═══ Supplied records ═══

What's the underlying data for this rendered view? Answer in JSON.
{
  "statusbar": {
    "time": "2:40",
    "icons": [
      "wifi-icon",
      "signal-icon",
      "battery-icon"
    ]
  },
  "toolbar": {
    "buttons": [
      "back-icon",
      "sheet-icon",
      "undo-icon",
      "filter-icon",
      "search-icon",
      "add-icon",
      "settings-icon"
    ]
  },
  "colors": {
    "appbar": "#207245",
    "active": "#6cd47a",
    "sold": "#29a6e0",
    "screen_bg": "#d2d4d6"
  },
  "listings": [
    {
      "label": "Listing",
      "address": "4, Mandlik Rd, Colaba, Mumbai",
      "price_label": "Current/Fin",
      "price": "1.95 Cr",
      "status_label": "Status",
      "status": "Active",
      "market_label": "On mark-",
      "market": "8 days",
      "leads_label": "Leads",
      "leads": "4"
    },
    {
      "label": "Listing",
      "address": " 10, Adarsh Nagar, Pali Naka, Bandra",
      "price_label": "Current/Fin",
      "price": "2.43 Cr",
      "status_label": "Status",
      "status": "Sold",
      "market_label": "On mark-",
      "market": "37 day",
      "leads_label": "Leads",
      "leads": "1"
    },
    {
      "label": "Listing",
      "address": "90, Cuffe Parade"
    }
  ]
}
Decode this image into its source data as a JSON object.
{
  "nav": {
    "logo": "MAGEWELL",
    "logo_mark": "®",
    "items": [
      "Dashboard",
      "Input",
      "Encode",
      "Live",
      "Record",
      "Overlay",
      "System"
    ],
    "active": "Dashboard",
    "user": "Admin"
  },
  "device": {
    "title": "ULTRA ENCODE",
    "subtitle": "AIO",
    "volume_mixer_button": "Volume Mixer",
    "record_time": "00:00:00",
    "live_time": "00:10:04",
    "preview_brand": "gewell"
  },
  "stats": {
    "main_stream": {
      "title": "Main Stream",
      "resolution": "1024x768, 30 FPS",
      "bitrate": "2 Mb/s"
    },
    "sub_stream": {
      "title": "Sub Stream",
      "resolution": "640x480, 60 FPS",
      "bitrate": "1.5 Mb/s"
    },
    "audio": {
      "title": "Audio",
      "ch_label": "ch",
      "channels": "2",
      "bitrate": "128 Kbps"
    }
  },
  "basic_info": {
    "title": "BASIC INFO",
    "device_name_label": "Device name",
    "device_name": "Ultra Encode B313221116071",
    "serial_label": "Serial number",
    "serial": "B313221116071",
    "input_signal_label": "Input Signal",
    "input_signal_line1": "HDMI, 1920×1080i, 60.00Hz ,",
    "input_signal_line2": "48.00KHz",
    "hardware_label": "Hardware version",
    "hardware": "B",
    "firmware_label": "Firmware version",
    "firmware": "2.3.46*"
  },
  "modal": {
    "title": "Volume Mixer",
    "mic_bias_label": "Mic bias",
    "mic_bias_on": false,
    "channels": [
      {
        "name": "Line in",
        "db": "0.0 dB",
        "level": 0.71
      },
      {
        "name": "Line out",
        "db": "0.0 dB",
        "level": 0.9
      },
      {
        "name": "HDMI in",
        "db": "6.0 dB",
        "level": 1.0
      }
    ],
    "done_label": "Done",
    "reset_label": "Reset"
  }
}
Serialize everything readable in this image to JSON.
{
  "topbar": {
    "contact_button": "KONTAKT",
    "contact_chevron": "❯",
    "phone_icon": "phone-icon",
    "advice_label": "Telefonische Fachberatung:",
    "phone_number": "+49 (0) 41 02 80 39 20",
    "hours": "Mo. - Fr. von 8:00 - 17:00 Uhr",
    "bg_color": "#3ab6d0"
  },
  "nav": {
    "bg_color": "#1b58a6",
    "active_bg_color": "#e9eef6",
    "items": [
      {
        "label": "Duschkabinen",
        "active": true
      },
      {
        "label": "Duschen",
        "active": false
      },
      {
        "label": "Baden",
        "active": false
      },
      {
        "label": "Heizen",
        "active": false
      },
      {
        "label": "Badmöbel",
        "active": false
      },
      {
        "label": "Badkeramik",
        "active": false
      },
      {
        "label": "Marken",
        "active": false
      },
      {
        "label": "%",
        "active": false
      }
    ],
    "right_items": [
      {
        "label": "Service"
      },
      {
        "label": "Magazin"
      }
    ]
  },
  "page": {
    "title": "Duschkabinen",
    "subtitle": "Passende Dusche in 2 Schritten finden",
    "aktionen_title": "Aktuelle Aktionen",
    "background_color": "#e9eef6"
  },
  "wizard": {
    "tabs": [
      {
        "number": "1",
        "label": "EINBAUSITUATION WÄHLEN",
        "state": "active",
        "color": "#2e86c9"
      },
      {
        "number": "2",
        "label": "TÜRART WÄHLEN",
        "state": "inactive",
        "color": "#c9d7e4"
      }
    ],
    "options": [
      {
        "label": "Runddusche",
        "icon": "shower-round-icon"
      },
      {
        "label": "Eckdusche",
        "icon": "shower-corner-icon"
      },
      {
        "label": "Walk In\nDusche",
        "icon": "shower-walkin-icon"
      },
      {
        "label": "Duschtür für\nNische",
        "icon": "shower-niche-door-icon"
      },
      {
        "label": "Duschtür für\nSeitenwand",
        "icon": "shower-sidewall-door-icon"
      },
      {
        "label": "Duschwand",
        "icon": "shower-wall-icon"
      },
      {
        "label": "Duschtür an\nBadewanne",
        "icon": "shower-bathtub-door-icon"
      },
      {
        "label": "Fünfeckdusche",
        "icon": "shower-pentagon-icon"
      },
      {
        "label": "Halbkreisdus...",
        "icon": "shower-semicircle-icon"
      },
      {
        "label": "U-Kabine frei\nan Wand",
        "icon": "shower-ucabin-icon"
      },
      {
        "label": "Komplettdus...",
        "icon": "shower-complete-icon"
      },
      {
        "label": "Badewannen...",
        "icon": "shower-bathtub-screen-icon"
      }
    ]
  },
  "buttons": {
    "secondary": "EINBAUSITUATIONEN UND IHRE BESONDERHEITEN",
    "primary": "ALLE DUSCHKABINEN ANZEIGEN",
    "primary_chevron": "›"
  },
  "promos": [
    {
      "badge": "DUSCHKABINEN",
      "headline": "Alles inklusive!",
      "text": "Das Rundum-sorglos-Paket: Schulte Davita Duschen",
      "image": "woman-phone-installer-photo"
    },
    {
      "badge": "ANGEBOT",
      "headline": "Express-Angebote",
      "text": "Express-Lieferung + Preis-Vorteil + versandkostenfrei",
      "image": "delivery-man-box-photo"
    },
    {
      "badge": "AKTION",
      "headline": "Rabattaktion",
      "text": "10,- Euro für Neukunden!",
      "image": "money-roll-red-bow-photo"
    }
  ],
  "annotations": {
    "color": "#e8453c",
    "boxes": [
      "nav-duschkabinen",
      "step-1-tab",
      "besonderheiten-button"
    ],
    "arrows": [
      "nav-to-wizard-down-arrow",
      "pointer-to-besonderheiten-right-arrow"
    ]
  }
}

═══

Read the data above and count the lines that include "Volume". Answer only with the count.

2